■ Part of a data file:

■ ■ ■ ■ ■

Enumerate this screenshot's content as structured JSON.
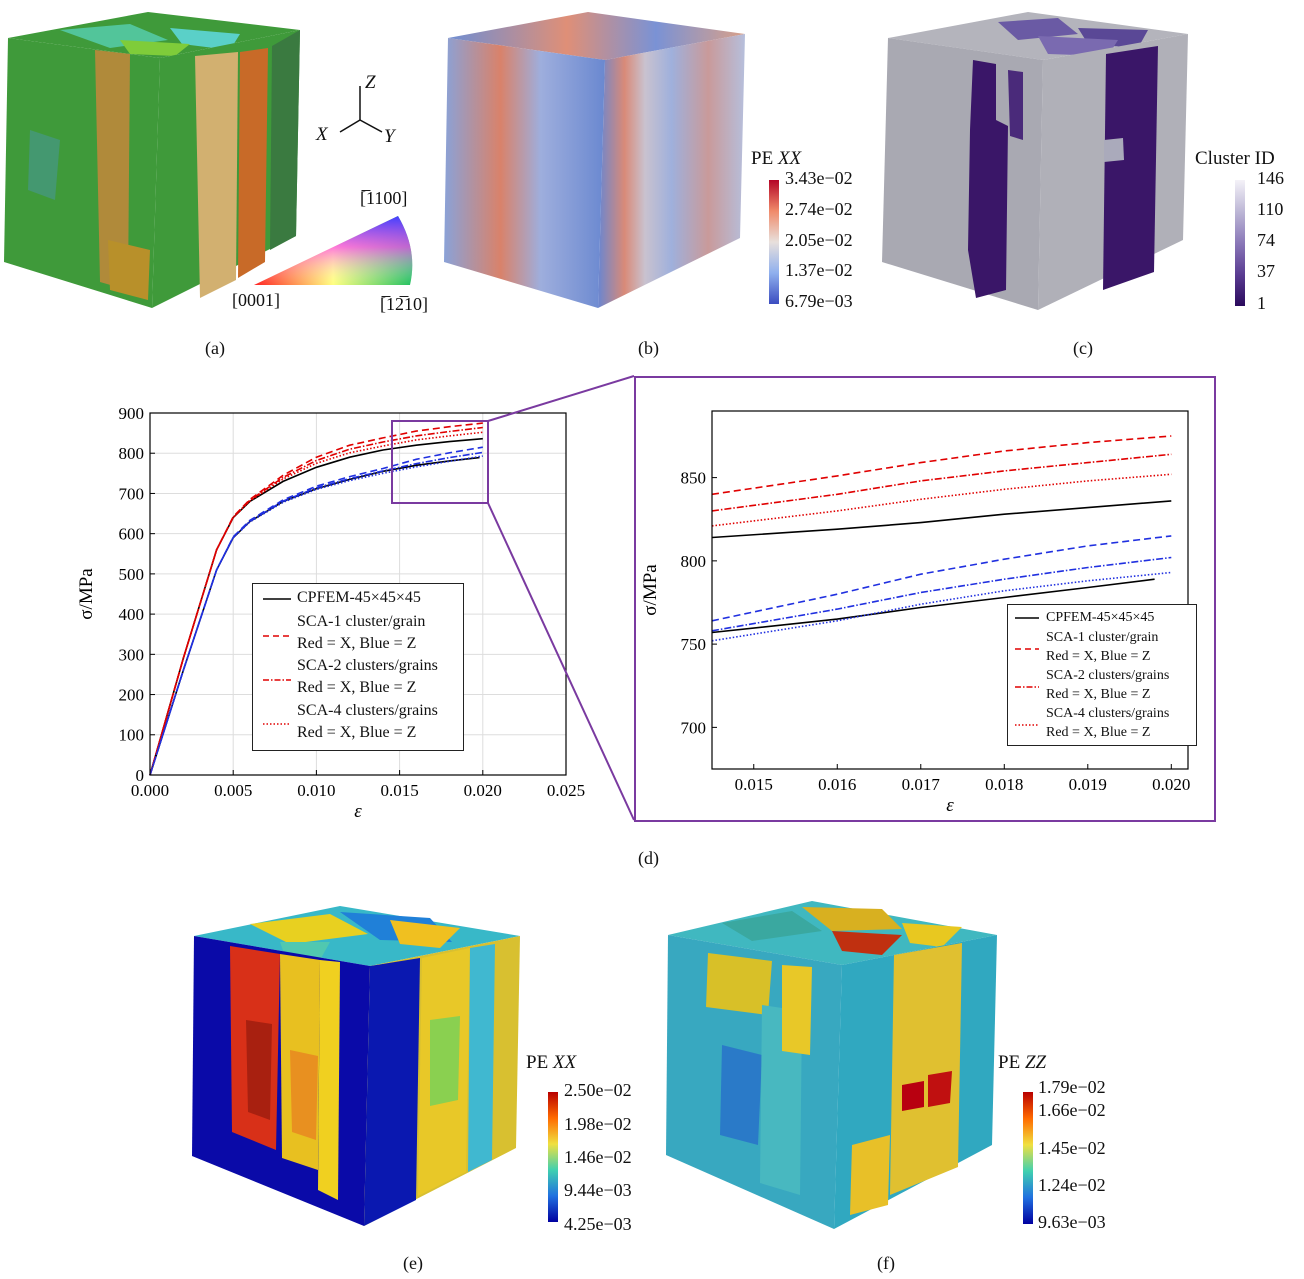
{
  "panels": {
    "a": {
      "label": "(a)",
      "axes": {
        "z": "Z",
        "x": "X",
        "y": "Y"
      },
      "ipf_labels": {
        "top": "[̅1100]",
        "left": "[0001]",
        "right": "[̅12̅10]"
      }
    },
    "b": {
      "label": "(b)",
      "colorbar": {
        "title_prefix": "PE ",
        "title_var": "XX",
        "ticks": [
          "3.43e−02",
          "2.74e−02",
          "2.05e−02",
          "1.37e−02",
          "6.79e−03"
        ]
      }
    },
    "c": {
      "label": "(c)",
      "colorbar": {
        "title": "Cluster ID",
        "ticks": [
          "146",
          "110",
          "74",
          "37",
          "1"
        ]
      }
    },
    "d": {
      "label": "(d)"
    },
    "e": {
      "label": "(e)",
      "colorbar": {
        "title_prefix": "PE ",
        "title_var": "XX",
        "ticks": [
          "2.50e−02",
          "1.98e−02",
          "1.46e−02",
          "9.44e−03",
          "4.25e−03"
        ]
      }
    },
    "f": {
      "label": "(f)",
      "colorbar": {
        "title_prefix": "PE ",
        "title_var": "ZZ",
        "ticks": [
          "1.79e−02",
          "1.66e−02",
          "1.45e−02",
          "1.24e−02",
          "9.63e−03"
        ]
      }
    }
  },
  "legend": {
    "entries": [
      {
        "line1": "CPFEM-45×45×45",
        "line2": ""
      },
      {
        "line1": "SCA-1 cluster/grain",
        "line2": "Red = X, Blue = Z"
      },
      {
        "line1": "SCA-2 clusters/grains",
        "line2": "Red = X, Blue = Z"
      },
      {
        "line1": "SCA-4 clusters/grains",
        "line2": "Red = X, Blue = Z"
      }
    ]
  },
  "chart_data": [
    {
      "type": "line",
      "xlabel": "ε",
      "ylabel": "σ/MPa",
      "xlim": [
        0,
        0.025
      ],
      "ylim": [
        0,
        900
      ],
      "xticks": [
        "0.000",
        "0.005",
        "0.010",
        "0.015",
        "0.020",
        "0.025"
      ],
      "yticks": [
        "0",
        "100",
        "200",
        "300",
        "400",
        "500",
        "600",
        "700",
        "800",
        "900"
      ],
      "grid": true,
      "legend_position": "center-right",
      "series": [
        {
          "name": "CPFEM-45×45×45",
          "color": "#000000",
          "style": "solid",
          "direction": "X",
          "x": [
            0,
            0.002,
            0.004,
            0.005,
            0.006,
            0.008,
            0.01,
            0.012,
            0.014,
            0.016,
            0.018,
            0.02
          ],
          "y": [
            0,
            290,
            560,
            640,
            680,
            730,
            765,
            790,
            808,
            820,
            829,
            836
          ]
        },
        {
          "name": "CPFEM-45×45×45",
          "color": "#000000",
          "style": "solid",
          "direction": "Z",
          "x": [
            0,
            0.002,
            0.004,
            0.005,
            0.006,
            0.008,
            0.01,
            0.012,
            0.014,
            0.016,
            0.018,
            0.0198
          ],
          "y": [
            0,
            260,
            510,
            590,
            630,
            680,
            712,
            735,
            755,
            770,
            781,
            789
          ]
        },
        {
          "name": "SCA-1 cluster/grain",
          "color": "#e00000",
          "style": "dashed",
          "direction": "X",
          "x": [
            0,
            0.002,
            0.004,
            0.005,
            0.006,
            0.008,
            0.01,
            0.012,
            0.014,
            0.016,
            0.018,
            0.02
          ],
          "y": [
            0,
            290,
            560,
            642,
            685,
            745,
            790,
            820,
            838,
            855,
            866,
            875
          ]
        },
        {
          "name": "SCA-1 cluster/grain",
          "color": "#2030e0",
          "style": "dashed",
          "direction": "Z",
          "x": [
            0,
            0.002,
            0.004,
            0.005,
            0.006,
            0.008,
            0.01,
            0.012,
            0.014,
            0.016,
            0.018,
            0.02
          ],
          "y": [
            0,
            260,
            510,
            592,
            633,
            684,
            718,
            742,
            762,
            785,
            801,
            815
          ]
        },
        {
          "name": "SCA-2 clusters/grains",
          "color": "#e00000",
          "style": "dashdot",
          "direction": "X",
          "x": [
            0,
            0.002,
            0.004,
            0.005,
            0.006,
            0.008,
            0.01,
            0.012,
            0.014,
            0.016,
            0.018,
            0.02
          ],
          "y": [
            0,
            290,
            560,
            641,
            683,
            740,
            782,
            810,
            828,
            843,
            854,
            864
          ]
        },
        {
          "name": "SCA-2 clusters/grains",
          "color": "#2030e0",
          "style": "dashdot",
          "direction": "Z",
          "x": [
            0,
            0.002,
            0.004,
            0.005,
            0.006,
            0.008,
            0.01,
            0.012,
            0.014,
            0.016,
            0.018,
            0.02
          ],
          "y": [
            0,
            260,
            510,
            591,
            631,
            681,
            714,
            737,
            756,
            774,
            789,
            802
          ]
        },
        {
          "name": "SCA-4 clusters/grains",
          "color": "#e00000",
          "style": "dotted",
          "direction": "X",
          "x": [
            0,
            0.002,
            0.004,
            0.005,
            0.006,
            0.008,
            0.01,
            0.012,
            0.014,
            0.016,
            0.018,
            0.02
          ],
          "y": [
            0,
            290,
            560,
            640,
            681,
            736,
            775,
            801,
            818,
            833,
            843,
            852
          ]
        },
        {
          "name": "SCA-4 clusters/grains",
          "color": "#2030e0",
          "style": "dotted",
          "direction": "Z",
          "x": [
            0,
            0.002,
            0.004,
            0.005,
            0.006,
            0.008,
            0.01,
            0.012,
            0.014,
            0.016,
            0.018,
            0.02
          ],
          "y": [
            0,
            260,
            510,
            590,
            629,
            678,
            710,
            732,
            750,
            766,
            780,
            793
          ]
        }
      ]
    },
    {
      "type": "line",
      "xlabel": "ε",
      "ylabel": "σ/MPa",
      "xlim": [
        0.0145,
        0.0202
      ],
      "ylim": [
        675,
        890
      ],
      "xticks": [
        "0.015",
        "0.016",
        "0.017",
        "0.018",
        "0.019",
        "0.020"
      ],
      "yticks": [
        "700",
        "750",
        "800",
        "850"
      ],
      "grid": false,
      "legend_position": "bottom-right",
      "series": [
        {
          "name": "CPFEM-45×45×45",
          "color": "#000000",
          "style": "solid",
          "direction": "X",
          "x": [
            0.0145,
            0.016,
            0.017,
            0.018,
            0.019,
            0.02
          ],
          "y": [
            814,
            819,
            823,
            828,
            832,
            836
          ]
        },
        {
          "name": "CPFEM-45×45×45",
          "color": "#000000",
          "style": "solid",
          "direction": "Z",
          "x": [
            0.0145,
            0.016,
            0.017,
            0.018,
            0.019,
            0.0198
          ],
          "y": [
            757,
            765,
            772,
            778,
            784,
            789
          ]
        },
        {
          "name": "SCA-1 cluster/grain",
          "color": "#e00000",
          "style": "dashed",
          "direction": "X",
          "x": [
            0.0145,
            0.016,
            0.017,
            0.018,
            0.019,
            0.02
          ],
          "y": [
            840,
            851,
            859,
            866,
            871,
            875
          ]
        },
        {
          "name": "SCA-1 cluster/grain",
          "color": "#2030e0",
          "style": "dashed",
          "direction": "Z",
          "x": [
            0.0145,
            0.016,
            0.017,
            0.018,
            0.019,
            0.02
          ],
          "y": [
            764,
            780,
            792,
            801,
            809,
            815
          ]
        },
        {
          "name": "SCA-2 clusters/grains",
          "color": "#e00000",
          "style": "dashdot",
          "direction": "X",
          "x": [
            0.0145,
            0.016,
            0.017,
            0.018,
            0.019,
            0.02
          ],
          "y": [
            830,
            840,
            848,
            854,
            859,
            864
          ]
        },
        {
          "name": "SCA-2 clusters/grains",
          "color": "#2030e0",
          "style": "dashdot",
          "direction": "Z",
          "x": [
            0.0145,
            0.016,
            0.017,
            0.018,
            0.019,
            0.02
          ],
          "y": [
            758,
            771,
            781,
            789,
            796,
            802
          ]
        },
        {
          "name": "SCA-4 clusters/grains",
          "color": "#e00000",
          "style": "dotted",
          "direction": "X",
          "x": [
            0.0145,
            0.016,
            0.017,
            0.018,
            0.019,
            0.02
          ],
          "y": [
            821,
            830,
            837,
            843,
            848,
            852
          ]
        },
        {
          "name": "SCA-4 clusters/grains",
          "color": "#2030e0",
          "style": "dotted",
          "direction": "Z",
          "x": [
            0.0145,
            0.016,
            0.017,
            0.018,
            0.019,
            0.02
          ],
          "y": [
            752,
            764,
            774,
            782,
            788,
            793
          ]
        }
      ]
    }
  ]
}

■ ■ ■ ■ ■

■ What the task asks: List all lines from the entries that include the word "right".

■ Response to the task:
        "right": "[̅12̅10]"
      "legend_position": "center-right",
      "legend_position": "bottom-right",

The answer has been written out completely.